◆ **WHAT YOU WILL DO**: Which lines below hold the word "image"? Copy all of them.

____

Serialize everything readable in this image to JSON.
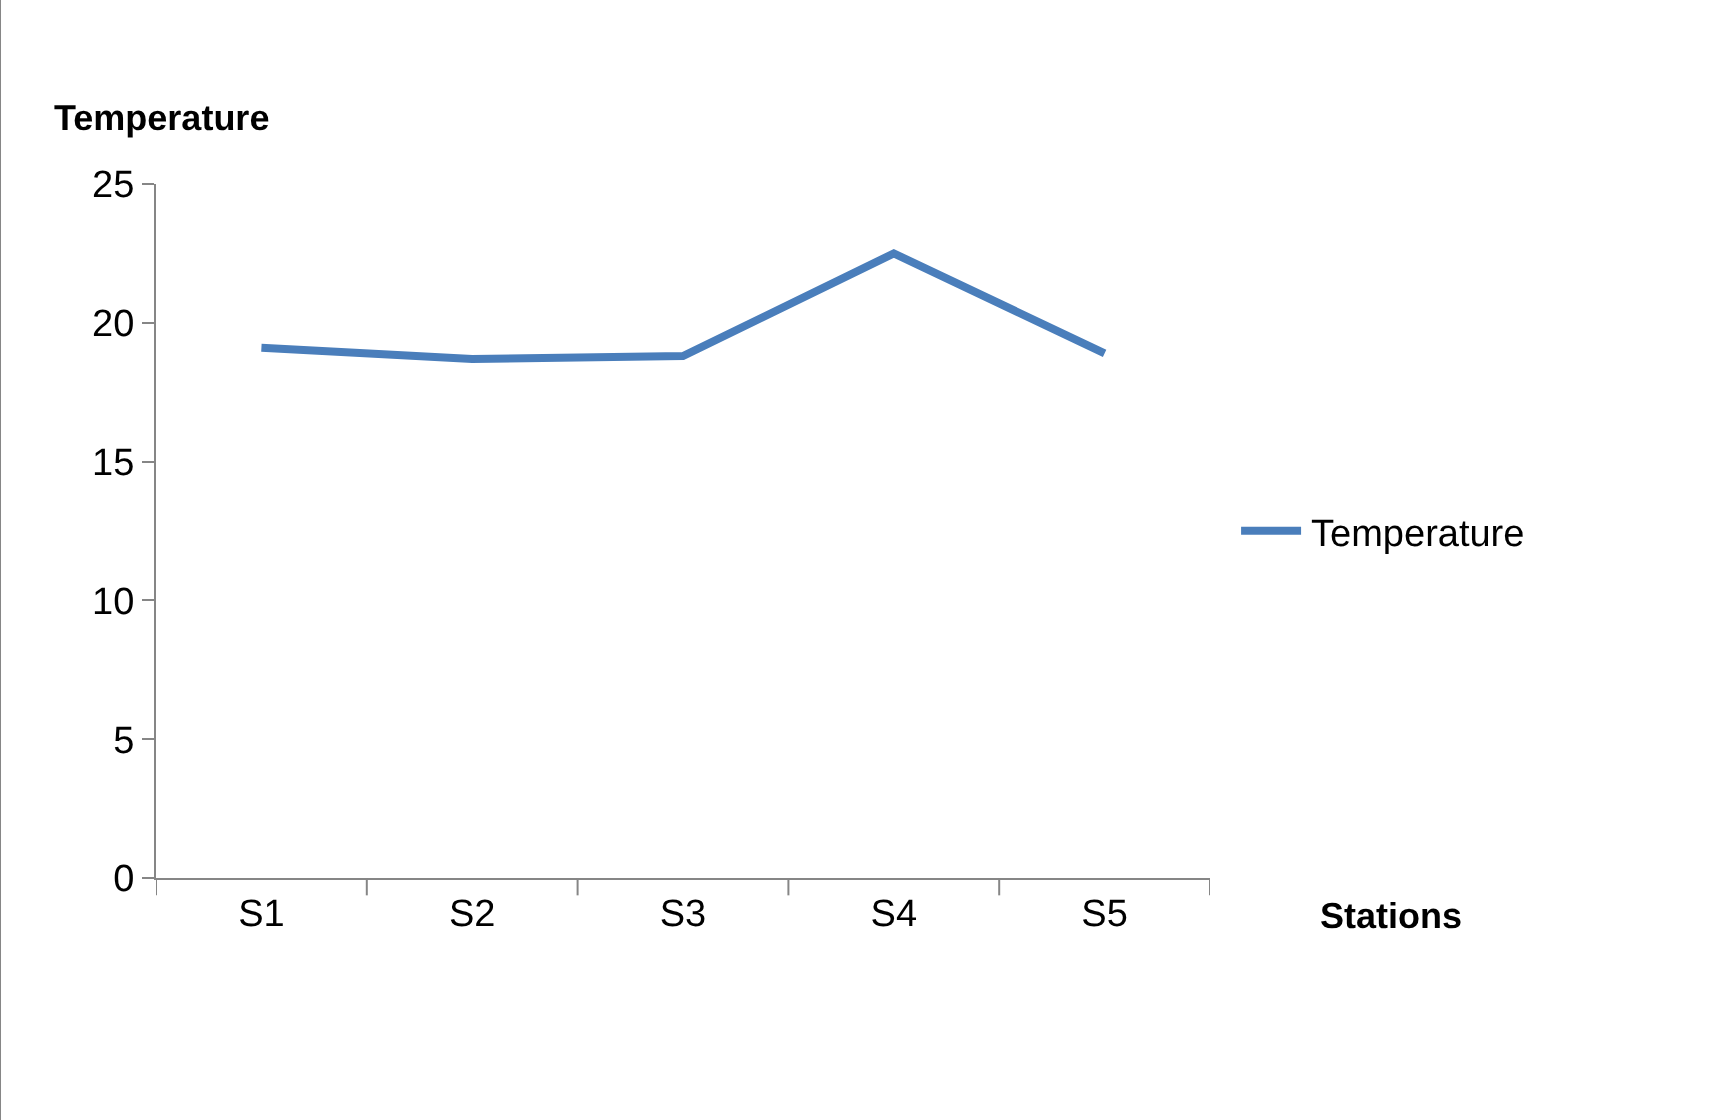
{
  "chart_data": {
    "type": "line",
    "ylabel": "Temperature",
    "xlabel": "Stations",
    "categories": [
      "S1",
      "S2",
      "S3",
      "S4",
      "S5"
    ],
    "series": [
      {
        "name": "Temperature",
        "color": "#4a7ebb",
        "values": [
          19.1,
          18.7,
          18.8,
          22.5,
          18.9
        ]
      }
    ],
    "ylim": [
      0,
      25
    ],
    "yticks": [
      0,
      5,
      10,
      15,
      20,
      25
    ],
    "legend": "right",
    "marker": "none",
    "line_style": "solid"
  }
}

____

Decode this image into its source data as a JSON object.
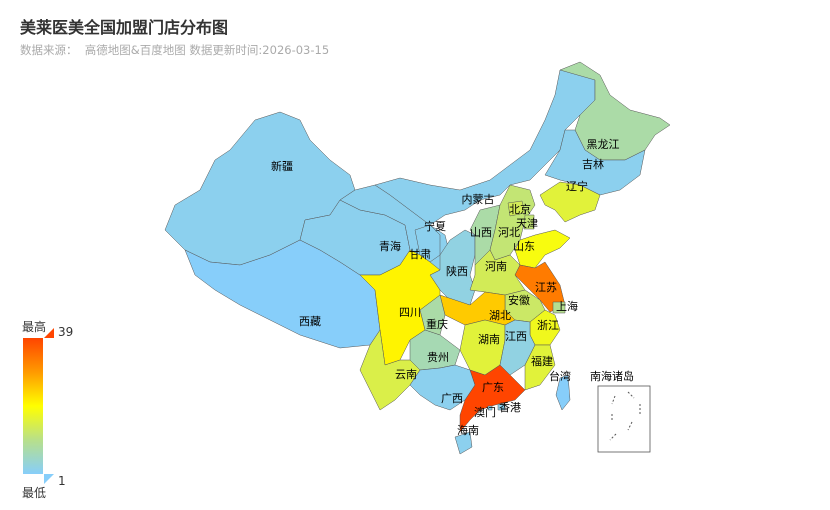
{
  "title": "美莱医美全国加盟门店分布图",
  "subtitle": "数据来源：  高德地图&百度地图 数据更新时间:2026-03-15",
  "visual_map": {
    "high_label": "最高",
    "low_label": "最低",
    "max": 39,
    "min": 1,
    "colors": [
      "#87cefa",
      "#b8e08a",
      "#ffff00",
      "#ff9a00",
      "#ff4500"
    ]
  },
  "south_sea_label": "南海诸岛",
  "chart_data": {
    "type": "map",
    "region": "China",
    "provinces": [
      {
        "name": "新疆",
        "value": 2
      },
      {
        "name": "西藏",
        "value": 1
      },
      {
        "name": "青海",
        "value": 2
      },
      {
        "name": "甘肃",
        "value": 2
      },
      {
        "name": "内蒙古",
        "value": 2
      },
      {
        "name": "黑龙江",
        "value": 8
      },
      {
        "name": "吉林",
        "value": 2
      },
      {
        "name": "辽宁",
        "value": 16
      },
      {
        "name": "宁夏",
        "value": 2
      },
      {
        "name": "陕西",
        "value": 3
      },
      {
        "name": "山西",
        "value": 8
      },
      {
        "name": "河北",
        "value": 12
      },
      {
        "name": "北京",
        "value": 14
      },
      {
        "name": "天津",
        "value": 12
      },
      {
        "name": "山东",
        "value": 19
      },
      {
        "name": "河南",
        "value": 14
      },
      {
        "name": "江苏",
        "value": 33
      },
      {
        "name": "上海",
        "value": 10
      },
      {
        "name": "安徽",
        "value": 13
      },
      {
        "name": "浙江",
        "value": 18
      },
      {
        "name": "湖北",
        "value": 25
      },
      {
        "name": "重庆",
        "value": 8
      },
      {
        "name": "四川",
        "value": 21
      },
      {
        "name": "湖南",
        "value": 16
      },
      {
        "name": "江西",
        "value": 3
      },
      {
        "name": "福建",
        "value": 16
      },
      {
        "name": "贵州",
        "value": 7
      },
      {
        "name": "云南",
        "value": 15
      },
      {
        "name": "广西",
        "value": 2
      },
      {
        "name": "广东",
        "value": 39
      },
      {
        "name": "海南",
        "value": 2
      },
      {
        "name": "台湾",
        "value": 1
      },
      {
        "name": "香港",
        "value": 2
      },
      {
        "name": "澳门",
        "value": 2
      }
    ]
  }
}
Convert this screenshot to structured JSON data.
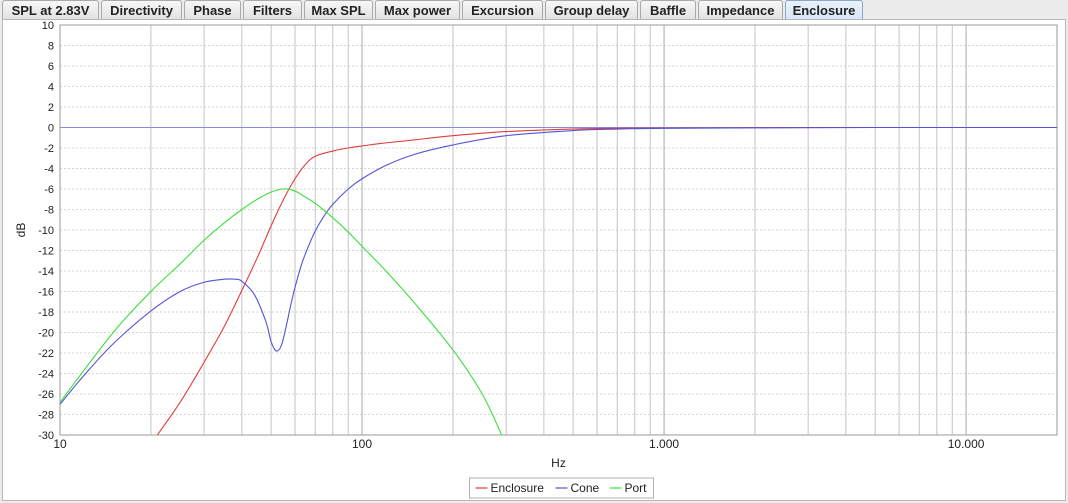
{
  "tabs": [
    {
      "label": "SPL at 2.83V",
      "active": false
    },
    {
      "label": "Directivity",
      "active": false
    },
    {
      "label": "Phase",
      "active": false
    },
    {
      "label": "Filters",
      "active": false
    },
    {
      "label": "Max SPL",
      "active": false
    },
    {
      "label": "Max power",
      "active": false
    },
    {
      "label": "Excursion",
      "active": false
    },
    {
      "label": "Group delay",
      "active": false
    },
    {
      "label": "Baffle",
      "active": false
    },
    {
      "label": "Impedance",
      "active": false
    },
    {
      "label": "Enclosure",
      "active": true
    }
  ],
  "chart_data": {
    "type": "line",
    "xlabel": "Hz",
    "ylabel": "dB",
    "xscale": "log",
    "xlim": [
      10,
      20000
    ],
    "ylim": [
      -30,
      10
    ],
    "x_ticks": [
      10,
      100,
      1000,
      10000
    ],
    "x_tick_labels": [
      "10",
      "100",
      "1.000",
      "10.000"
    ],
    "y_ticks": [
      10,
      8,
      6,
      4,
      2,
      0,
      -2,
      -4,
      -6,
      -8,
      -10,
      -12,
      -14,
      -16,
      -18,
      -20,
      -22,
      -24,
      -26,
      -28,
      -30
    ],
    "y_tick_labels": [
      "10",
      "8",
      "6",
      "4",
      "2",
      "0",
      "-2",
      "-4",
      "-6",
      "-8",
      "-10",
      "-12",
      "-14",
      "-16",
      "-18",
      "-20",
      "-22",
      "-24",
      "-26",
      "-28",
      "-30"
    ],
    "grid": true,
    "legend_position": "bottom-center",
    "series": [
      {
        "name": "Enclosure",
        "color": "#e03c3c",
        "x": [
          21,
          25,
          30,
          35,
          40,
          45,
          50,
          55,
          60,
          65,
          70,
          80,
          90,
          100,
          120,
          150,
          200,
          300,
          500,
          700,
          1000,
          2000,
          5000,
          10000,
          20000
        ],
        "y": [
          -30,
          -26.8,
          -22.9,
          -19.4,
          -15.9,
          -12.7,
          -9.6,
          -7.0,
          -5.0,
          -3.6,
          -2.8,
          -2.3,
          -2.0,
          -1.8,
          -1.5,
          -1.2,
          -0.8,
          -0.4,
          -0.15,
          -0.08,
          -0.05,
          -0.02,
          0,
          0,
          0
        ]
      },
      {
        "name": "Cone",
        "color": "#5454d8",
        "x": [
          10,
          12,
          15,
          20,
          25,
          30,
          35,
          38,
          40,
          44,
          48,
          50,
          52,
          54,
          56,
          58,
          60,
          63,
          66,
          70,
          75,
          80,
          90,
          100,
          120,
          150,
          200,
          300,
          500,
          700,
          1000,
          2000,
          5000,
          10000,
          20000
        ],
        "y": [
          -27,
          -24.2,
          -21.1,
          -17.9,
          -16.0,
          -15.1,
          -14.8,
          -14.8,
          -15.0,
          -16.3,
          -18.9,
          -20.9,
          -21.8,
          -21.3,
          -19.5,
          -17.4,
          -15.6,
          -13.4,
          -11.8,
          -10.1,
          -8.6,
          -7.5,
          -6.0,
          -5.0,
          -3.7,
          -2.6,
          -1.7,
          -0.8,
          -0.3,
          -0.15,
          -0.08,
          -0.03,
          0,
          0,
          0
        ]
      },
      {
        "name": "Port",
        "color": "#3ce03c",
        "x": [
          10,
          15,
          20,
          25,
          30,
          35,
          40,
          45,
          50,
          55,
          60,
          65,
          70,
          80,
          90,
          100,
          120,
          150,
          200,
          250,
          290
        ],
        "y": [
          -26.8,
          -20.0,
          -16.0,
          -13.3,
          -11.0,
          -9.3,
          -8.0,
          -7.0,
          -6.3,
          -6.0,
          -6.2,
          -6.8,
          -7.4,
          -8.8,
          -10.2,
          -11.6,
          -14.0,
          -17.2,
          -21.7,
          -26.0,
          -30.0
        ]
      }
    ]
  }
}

____

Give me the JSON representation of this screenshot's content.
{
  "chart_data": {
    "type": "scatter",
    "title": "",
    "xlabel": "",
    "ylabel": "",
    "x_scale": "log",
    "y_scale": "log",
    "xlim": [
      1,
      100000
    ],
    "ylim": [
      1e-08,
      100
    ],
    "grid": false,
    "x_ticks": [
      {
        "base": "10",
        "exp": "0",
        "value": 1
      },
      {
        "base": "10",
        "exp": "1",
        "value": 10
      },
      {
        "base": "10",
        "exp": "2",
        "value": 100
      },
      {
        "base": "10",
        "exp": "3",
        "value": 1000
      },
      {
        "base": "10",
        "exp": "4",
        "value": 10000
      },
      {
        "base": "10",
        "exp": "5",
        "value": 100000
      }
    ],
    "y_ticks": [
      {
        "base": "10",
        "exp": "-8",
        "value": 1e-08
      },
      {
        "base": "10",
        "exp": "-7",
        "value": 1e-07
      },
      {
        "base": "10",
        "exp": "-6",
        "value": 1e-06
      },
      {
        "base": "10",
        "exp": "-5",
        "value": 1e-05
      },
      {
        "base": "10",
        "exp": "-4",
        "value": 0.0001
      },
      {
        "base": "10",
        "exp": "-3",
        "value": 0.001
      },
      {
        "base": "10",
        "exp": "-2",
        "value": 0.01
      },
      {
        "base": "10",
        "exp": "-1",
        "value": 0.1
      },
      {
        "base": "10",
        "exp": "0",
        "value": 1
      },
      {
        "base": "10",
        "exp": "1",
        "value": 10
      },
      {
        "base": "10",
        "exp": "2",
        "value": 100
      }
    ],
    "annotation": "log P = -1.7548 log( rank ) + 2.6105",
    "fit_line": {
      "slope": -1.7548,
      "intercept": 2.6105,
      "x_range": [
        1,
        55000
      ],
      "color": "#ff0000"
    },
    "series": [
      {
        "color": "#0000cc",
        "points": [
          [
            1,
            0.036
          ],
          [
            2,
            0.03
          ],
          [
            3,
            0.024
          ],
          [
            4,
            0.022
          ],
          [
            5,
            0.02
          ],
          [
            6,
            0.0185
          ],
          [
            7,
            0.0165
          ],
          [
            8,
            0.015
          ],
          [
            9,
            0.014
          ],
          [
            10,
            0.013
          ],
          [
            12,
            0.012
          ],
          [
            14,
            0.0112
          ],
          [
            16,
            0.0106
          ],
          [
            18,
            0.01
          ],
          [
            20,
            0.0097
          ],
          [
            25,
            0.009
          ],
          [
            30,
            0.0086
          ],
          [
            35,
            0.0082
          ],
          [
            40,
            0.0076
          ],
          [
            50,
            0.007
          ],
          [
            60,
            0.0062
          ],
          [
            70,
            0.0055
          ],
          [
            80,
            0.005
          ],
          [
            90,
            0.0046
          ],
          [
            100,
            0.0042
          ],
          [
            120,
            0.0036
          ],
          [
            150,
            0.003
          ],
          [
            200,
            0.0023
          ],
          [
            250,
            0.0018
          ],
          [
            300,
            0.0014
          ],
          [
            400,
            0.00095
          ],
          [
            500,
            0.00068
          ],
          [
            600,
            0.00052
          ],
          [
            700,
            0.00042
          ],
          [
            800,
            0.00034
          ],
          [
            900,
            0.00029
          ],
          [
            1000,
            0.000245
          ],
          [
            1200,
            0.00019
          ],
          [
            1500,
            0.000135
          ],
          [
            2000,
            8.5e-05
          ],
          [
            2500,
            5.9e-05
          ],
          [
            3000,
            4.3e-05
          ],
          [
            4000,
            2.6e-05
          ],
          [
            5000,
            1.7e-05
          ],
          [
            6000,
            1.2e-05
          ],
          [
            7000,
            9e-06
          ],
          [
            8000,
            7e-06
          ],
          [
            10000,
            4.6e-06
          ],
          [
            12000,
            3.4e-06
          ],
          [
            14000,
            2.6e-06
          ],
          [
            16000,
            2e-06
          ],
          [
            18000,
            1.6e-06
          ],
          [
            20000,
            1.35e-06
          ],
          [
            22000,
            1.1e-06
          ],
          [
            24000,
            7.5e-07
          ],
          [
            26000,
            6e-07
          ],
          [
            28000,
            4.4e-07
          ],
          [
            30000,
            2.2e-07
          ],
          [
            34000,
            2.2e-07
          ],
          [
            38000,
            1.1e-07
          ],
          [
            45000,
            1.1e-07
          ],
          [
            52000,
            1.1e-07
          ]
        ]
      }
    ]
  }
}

____

◆ **THE OUTPUT**:
Serialize everything readable in this image to JSON.
Decode this image into its source data as a JSON object.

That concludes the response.